- TASK DIRECTIONS
Using the data below, copy every line that contains the word "Приобретение".

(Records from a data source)

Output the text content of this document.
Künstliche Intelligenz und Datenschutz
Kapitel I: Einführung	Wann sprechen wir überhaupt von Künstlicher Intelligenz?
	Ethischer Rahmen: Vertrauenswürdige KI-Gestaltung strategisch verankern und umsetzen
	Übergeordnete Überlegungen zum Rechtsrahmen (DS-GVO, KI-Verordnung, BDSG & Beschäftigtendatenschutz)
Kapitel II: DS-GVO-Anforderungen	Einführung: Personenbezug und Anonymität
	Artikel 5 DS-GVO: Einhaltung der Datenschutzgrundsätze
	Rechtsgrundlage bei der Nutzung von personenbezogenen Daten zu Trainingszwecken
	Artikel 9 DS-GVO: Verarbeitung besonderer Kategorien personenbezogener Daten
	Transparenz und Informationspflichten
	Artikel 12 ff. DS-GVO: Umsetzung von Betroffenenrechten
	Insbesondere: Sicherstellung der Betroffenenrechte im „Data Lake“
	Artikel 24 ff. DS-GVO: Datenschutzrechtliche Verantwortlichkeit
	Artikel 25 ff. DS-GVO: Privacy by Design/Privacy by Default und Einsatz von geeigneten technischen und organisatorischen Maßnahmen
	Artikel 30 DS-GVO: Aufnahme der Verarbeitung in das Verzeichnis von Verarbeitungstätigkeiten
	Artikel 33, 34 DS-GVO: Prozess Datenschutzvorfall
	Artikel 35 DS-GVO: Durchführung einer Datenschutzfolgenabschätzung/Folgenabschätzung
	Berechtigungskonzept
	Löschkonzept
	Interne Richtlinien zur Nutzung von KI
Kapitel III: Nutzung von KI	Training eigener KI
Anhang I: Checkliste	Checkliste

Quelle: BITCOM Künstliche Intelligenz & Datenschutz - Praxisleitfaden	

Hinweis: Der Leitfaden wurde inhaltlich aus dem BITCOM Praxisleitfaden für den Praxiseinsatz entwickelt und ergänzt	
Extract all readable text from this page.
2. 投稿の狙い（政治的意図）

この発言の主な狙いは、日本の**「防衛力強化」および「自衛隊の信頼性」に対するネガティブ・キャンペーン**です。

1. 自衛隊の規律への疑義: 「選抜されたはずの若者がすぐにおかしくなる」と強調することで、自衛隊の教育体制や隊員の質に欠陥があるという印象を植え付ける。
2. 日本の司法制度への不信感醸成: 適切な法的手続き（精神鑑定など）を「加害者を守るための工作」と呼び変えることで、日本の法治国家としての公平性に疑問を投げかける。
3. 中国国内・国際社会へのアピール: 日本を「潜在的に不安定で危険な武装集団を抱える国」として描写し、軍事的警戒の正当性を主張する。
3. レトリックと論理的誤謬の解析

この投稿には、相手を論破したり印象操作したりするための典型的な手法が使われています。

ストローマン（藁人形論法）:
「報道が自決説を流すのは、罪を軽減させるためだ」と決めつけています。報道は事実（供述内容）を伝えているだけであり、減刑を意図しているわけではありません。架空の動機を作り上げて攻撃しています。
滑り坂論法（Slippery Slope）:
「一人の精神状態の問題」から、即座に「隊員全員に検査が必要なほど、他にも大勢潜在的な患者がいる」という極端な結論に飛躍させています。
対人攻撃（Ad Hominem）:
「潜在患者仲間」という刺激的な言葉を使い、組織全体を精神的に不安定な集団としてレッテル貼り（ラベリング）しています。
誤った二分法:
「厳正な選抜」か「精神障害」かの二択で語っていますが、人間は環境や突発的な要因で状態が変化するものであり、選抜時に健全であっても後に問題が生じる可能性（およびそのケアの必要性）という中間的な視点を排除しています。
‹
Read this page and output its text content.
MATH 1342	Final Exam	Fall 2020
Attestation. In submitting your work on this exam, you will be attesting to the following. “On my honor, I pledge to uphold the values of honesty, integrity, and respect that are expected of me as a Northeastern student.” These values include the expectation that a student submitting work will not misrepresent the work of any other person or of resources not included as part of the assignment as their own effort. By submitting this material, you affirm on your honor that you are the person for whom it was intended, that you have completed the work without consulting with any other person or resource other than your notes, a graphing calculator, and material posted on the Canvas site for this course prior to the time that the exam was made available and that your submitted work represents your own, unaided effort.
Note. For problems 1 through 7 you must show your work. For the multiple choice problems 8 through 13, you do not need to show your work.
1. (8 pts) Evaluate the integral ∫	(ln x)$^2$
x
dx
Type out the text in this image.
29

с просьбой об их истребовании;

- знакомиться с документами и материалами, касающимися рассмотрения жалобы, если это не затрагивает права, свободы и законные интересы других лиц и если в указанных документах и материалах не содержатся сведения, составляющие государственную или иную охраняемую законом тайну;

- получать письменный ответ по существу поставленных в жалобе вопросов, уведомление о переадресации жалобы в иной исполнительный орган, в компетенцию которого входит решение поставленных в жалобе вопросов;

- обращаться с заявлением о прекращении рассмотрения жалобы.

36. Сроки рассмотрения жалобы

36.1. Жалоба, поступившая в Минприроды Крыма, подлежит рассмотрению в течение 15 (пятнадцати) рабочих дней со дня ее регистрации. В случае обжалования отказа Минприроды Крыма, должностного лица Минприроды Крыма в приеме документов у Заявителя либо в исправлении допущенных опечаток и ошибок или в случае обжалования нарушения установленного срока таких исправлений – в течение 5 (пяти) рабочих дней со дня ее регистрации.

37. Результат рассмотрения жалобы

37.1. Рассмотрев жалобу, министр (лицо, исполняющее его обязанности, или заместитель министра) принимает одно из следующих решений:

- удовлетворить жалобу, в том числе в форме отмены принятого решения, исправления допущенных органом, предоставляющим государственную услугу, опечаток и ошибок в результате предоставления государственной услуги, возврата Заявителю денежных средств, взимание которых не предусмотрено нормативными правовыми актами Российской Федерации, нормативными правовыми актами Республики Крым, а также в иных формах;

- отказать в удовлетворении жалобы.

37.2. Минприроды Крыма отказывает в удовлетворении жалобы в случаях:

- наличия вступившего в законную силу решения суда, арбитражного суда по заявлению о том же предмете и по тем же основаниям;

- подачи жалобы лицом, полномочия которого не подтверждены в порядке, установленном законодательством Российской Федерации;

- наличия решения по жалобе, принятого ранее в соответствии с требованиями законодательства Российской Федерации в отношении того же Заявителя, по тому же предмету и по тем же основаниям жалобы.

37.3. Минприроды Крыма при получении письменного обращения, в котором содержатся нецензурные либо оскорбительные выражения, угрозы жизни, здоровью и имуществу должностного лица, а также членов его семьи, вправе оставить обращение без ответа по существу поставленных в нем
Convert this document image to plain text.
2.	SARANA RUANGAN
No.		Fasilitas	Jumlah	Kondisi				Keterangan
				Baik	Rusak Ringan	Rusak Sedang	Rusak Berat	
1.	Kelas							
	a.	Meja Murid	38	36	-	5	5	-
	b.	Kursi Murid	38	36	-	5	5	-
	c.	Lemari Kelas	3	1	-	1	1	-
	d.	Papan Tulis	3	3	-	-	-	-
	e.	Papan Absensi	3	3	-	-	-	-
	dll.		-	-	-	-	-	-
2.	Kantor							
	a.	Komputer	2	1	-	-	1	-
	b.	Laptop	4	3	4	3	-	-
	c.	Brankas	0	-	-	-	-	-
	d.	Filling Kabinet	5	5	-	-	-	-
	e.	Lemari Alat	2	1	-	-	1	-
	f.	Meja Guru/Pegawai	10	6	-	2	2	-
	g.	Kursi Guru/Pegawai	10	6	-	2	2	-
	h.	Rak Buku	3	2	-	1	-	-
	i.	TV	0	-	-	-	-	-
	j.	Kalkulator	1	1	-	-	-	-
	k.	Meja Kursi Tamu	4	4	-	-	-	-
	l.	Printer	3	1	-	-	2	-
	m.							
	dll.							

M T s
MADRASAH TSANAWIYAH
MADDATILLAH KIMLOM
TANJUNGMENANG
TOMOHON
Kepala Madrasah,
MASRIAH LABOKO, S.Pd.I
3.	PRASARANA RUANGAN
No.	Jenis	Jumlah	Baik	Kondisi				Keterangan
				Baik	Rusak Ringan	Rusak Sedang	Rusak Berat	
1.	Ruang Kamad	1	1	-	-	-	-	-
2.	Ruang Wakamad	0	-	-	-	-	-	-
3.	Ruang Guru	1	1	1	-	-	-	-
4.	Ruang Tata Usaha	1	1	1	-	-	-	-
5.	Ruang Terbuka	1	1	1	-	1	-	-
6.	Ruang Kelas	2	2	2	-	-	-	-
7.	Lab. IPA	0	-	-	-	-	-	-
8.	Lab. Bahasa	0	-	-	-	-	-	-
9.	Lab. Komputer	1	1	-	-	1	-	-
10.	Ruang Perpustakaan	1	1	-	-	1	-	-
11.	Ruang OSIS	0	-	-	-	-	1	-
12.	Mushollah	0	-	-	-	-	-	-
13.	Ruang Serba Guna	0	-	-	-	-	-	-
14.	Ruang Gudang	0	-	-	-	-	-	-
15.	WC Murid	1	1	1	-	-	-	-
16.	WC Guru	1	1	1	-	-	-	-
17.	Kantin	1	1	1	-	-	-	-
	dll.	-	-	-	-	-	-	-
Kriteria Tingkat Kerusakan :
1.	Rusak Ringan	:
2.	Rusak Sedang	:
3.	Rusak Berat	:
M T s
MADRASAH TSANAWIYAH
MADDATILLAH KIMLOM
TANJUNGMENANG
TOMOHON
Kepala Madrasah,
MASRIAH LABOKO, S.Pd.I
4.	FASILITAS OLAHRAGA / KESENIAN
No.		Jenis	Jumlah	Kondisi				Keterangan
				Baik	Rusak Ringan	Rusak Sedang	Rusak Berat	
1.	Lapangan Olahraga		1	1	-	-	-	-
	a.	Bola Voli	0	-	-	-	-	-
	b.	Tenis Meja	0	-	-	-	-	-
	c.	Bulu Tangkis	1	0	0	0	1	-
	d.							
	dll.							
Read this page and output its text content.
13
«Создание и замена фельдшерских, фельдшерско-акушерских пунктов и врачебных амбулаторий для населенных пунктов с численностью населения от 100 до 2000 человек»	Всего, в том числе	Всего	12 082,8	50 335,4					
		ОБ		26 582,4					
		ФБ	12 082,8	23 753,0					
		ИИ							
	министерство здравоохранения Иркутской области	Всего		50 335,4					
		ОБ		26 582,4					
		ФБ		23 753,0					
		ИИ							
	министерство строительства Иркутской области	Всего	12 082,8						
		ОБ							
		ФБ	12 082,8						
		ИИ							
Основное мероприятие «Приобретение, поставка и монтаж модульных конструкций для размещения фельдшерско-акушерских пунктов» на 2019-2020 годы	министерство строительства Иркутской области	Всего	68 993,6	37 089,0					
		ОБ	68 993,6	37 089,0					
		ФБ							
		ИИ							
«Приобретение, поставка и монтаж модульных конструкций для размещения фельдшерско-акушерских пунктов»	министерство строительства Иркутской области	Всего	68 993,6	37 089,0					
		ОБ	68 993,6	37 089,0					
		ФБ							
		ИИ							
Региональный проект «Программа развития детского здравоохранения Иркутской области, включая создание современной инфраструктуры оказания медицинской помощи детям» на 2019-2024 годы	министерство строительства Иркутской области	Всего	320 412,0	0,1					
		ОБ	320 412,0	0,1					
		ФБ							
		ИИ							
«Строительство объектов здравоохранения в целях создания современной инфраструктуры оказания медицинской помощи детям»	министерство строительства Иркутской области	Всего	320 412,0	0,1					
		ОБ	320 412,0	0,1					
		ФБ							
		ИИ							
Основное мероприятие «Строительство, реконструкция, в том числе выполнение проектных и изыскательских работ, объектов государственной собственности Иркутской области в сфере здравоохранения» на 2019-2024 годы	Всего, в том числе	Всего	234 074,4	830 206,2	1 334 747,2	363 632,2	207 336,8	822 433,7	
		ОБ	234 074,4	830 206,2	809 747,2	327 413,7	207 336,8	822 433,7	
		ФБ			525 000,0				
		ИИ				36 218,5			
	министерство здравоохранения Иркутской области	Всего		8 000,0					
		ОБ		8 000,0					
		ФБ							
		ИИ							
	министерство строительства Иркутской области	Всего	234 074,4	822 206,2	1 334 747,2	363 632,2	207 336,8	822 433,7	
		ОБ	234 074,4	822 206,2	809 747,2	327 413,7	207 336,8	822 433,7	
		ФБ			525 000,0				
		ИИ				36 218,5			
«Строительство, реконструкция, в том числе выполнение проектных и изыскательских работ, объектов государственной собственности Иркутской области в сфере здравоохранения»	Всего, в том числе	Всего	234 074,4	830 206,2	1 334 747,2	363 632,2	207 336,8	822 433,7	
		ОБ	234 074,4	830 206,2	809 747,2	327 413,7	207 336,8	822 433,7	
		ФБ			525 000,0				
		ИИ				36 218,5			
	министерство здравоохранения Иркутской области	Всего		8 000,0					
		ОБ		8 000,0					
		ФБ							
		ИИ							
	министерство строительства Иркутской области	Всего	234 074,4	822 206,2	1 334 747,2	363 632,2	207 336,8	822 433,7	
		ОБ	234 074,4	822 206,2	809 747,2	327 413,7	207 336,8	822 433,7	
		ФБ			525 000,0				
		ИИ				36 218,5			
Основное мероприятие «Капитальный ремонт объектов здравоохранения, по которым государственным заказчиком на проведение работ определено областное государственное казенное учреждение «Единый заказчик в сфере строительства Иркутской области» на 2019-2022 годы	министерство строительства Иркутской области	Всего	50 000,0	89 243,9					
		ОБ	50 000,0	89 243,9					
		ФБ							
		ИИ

- WRITTEN ANSWER
Основное мероприятие «Приобретение, поставка и монтаж модульных конструкций для размещения фельдшерско-акушерских пунктов» на 2019-2020 годы	министерство строительства Иркутской области	Всего	68 993,6	37 089,0					
«Приобретение, поставка и монтаж модульных конструкций для размещения фельдшерско-акушерских пунктов»	министерство строительства Иркутской области	Всего	68 993,6	37 089,0					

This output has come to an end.